_Your goal_
Count the lines below that contain the word "заявителей", and reply with only that number.

_Dataset rows_

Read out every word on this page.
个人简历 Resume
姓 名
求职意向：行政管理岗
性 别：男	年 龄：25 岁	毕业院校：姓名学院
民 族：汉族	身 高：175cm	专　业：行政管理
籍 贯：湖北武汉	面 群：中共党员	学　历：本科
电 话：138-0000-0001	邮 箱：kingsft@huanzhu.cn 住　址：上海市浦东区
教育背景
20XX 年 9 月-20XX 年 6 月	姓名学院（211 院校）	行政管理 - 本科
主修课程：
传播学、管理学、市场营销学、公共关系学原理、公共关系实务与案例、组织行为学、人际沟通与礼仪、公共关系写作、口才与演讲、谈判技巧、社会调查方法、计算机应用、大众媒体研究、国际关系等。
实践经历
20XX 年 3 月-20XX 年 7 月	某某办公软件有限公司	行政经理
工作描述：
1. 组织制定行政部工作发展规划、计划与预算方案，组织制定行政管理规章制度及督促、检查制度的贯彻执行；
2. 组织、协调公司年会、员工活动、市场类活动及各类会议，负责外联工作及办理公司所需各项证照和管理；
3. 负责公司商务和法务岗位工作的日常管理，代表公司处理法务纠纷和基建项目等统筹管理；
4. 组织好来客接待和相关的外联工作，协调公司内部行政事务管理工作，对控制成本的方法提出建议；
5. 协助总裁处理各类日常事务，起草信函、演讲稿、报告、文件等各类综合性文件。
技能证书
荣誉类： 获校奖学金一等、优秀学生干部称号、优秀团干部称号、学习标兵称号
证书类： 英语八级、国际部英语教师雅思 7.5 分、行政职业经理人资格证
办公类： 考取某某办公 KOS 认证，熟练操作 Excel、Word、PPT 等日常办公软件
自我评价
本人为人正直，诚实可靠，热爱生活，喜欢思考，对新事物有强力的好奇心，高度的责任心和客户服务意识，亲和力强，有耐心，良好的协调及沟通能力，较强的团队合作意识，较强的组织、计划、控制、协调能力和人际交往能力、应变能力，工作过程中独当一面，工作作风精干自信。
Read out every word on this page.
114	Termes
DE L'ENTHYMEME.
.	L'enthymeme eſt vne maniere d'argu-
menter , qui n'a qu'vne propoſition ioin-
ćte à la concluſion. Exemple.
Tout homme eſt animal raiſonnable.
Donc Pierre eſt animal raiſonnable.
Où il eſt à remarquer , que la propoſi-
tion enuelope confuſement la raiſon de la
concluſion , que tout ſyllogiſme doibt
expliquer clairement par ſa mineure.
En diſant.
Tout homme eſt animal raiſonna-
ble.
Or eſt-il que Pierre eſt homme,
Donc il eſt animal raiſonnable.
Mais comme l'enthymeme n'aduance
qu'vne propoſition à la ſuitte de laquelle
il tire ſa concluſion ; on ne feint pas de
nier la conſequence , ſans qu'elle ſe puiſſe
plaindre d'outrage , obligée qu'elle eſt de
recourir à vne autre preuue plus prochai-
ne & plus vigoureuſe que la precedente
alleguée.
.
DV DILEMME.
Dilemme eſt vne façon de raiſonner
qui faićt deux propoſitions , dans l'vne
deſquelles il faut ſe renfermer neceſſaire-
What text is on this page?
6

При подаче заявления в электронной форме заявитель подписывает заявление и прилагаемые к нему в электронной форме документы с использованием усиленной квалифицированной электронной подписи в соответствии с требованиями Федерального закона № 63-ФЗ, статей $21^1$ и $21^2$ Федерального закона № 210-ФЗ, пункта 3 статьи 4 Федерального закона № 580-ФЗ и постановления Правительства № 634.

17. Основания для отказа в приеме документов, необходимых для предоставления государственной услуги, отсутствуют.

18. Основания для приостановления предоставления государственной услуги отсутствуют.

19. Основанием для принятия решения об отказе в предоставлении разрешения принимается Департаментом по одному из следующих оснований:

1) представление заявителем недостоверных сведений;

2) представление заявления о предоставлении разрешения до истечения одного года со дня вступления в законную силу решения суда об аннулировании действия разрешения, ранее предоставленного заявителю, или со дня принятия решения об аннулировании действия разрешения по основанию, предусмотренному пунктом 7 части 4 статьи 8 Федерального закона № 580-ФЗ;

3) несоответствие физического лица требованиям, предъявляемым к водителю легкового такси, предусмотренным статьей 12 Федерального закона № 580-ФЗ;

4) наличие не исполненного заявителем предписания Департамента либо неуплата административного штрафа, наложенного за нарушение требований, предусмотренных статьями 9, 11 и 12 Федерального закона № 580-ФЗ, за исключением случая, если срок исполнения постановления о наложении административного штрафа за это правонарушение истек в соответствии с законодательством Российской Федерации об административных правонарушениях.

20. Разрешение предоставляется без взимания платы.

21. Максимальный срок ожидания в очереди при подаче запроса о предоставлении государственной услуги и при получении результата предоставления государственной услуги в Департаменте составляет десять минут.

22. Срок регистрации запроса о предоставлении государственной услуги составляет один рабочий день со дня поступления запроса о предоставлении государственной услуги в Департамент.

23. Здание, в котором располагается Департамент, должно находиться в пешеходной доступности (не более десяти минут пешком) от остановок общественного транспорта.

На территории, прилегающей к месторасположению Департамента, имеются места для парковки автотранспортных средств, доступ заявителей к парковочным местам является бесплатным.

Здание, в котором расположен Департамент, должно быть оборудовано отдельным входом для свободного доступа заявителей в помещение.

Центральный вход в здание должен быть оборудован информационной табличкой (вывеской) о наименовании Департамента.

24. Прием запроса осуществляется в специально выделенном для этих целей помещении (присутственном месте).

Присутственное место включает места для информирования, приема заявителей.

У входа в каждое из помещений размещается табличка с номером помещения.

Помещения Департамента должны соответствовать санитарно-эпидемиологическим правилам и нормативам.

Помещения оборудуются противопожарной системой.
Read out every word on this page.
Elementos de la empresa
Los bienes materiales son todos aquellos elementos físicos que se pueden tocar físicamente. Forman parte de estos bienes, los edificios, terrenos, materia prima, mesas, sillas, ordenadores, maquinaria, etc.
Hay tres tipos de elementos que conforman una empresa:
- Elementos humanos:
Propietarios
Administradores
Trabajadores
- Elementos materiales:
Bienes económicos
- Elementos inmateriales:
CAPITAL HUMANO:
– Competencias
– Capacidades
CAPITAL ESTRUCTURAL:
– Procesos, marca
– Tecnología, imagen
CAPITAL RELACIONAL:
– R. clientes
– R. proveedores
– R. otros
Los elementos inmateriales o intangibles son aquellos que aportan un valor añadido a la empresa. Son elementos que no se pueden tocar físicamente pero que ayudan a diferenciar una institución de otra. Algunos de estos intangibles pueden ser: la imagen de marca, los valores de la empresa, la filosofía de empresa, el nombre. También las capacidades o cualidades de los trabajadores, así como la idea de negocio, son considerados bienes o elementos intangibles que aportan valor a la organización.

_The reply_
3